=== Task to carry out ===
Check each line of the material below for "League", then copy the ones that contain it.
□ □ □
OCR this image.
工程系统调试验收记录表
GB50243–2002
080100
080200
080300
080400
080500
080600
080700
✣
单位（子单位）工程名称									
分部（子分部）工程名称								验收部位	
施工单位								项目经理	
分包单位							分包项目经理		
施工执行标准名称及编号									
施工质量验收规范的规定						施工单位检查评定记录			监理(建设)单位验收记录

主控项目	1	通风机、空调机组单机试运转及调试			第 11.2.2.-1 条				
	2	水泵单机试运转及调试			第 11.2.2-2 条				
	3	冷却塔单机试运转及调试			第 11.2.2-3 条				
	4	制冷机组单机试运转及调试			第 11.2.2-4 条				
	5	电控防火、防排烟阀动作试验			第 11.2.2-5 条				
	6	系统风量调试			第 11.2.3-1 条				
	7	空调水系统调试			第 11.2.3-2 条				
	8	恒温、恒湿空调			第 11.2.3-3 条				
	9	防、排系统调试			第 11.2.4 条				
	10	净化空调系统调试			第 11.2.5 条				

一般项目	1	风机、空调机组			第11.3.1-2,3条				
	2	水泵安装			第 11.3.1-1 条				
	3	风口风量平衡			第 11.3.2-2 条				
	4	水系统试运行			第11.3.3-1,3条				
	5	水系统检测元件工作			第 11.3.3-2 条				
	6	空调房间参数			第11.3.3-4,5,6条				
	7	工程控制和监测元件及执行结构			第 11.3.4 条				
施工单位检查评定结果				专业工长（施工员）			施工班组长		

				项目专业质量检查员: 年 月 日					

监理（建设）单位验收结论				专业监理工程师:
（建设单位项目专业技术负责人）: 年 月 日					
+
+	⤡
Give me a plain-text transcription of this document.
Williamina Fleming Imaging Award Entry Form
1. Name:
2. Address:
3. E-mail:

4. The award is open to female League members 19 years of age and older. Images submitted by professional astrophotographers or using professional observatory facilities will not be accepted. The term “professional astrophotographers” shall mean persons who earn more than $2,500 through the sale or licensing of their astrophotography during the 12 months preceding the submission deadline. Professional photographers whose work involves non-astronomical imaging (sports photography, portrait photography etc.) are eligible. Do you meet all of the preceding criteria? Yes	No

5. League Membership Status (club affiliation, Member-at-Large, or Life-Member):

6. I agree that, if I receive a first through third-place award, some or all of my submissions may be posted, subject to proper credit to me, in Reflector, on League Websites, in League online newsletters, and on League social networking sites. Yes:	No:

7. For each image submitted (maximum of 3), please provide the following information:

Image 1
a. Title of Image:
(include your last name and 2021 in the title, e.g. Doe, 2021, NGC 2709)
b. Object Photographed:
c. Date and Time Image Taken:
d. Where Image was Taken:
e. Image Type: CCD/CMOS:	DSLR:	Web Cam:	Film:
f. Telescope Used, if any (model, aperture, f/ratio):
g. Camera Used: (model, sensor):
□ □ □
=== Response ===
4. The award is open to female League members 19 years of age and older. Images submitted by professional astrophotographers or using professional observatory facilities will not be accepted. The term “professional astrophotographers” shall mean persons who earn more than $2,500 through the sale or licensing of their astrophotography during the 12 months preceding the submission deadline. Professional photographers whose work involves non-astronomical imaging (sports photography, portrait photography etc.) are eligible. Do you meet all of the preceding criteria? Yes	No
5. League Membership Status (club affiliation, Member-at-Large, or Life-Member):
6. I agree that, if I receive a first through third-place award, some or all of my submissions may be posted, subject to proper credit to me, in Reflector, on League Websites, in League online newsletters, and on League social networking sites. Yes:	No:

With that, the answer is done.